## EXERCISE GOAL
Where the string "Daily" occurs in the material below, report the whole line.
— START DATASET EXTRACT —
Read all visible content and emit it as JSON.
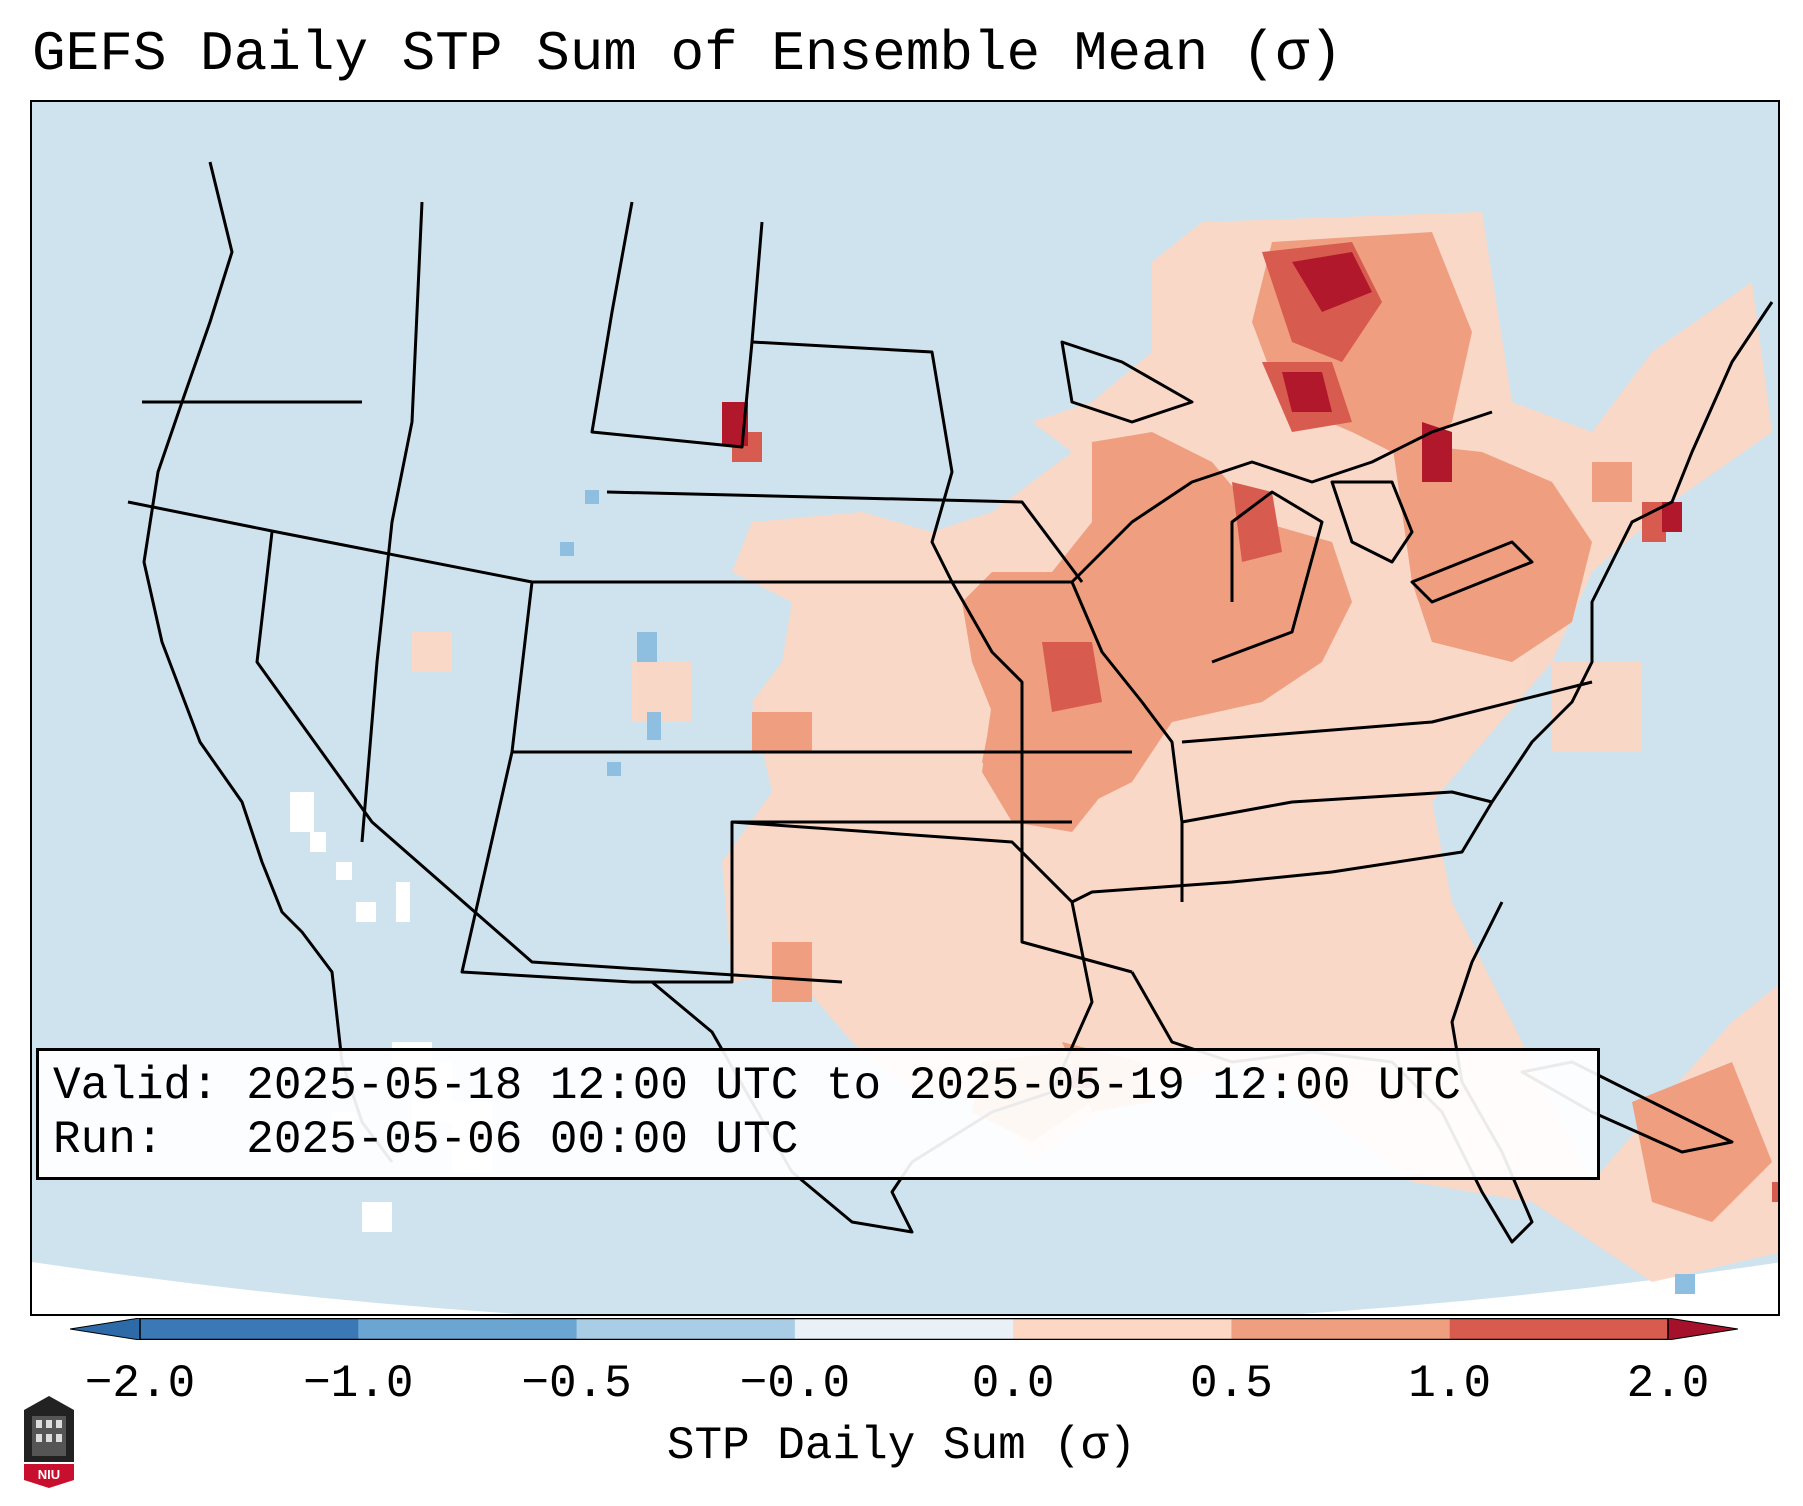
{
  "title": "GEFS Daily STP Sum of Ensemble Mean (σ)",
  "legend": {
    "valid_label": "Valid:",
    "valid_value": "2025-05-18 12:00 UTC to 2025-05-19 12:00 UTC",
    "run_label": "Run:",
    "run_value": "2025-05-06 00:00 UTC"
  },
  "colorbar": {
    "label": "STP Daily Sum (σ)",
    "ticks": [
      "−2.0",
      "−1.0",
      "−0.5",
      "−0.0",
      "0.0",
      "0.5",
      "1.0",
      "2.0"
    ],
    "colors": [
      "#3a78b6",
      "#6ba6d3",
      "#a9cde5",
      "#e9f1f7",
      "#fbd7c4",
      "#ef9f80",
      "#d85b4f",
      "#b2182b"
    ],
    "extend_low_color": "#2d6aa8",
    "extend_high_color": "#a5102a"
  },
  "map": {
    "background_color": "#cfe3ee",
    "coast_color": "#000000",
    "anomaly_regions": [
      {
        "name": "great-lakes-upper-midwest",
        "level": "1.0"
      },
      {
        "name": "ohio-valley",
        "level": "0.5"
      },
      {
        "name": "mississippi-valley",
        "level": "0.5"
      },
      {
        "name": "southern-plains",
        "level": "0.0"
      },
      {
        "name": "gulf-coast",
        "level": "0.5"
      },
      {
        "name": "northeast",
        "level": "0.5"
      },
      {
        "name": "atlantic-offshore",
        "level": "0.0"
      },
      {
        "name": "caribbean",
        "level": "0.5"
      }
    ]
  },
  "logo": {
    "text": "NIU"
  }
}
— END DATASET EXTRACT —
## OUTPUT FOR THIS TASK
  "title": "GEFS Daily STP Sum of Ensemble Mean (σ)",
    "label": "STP Daily Sum (σ)",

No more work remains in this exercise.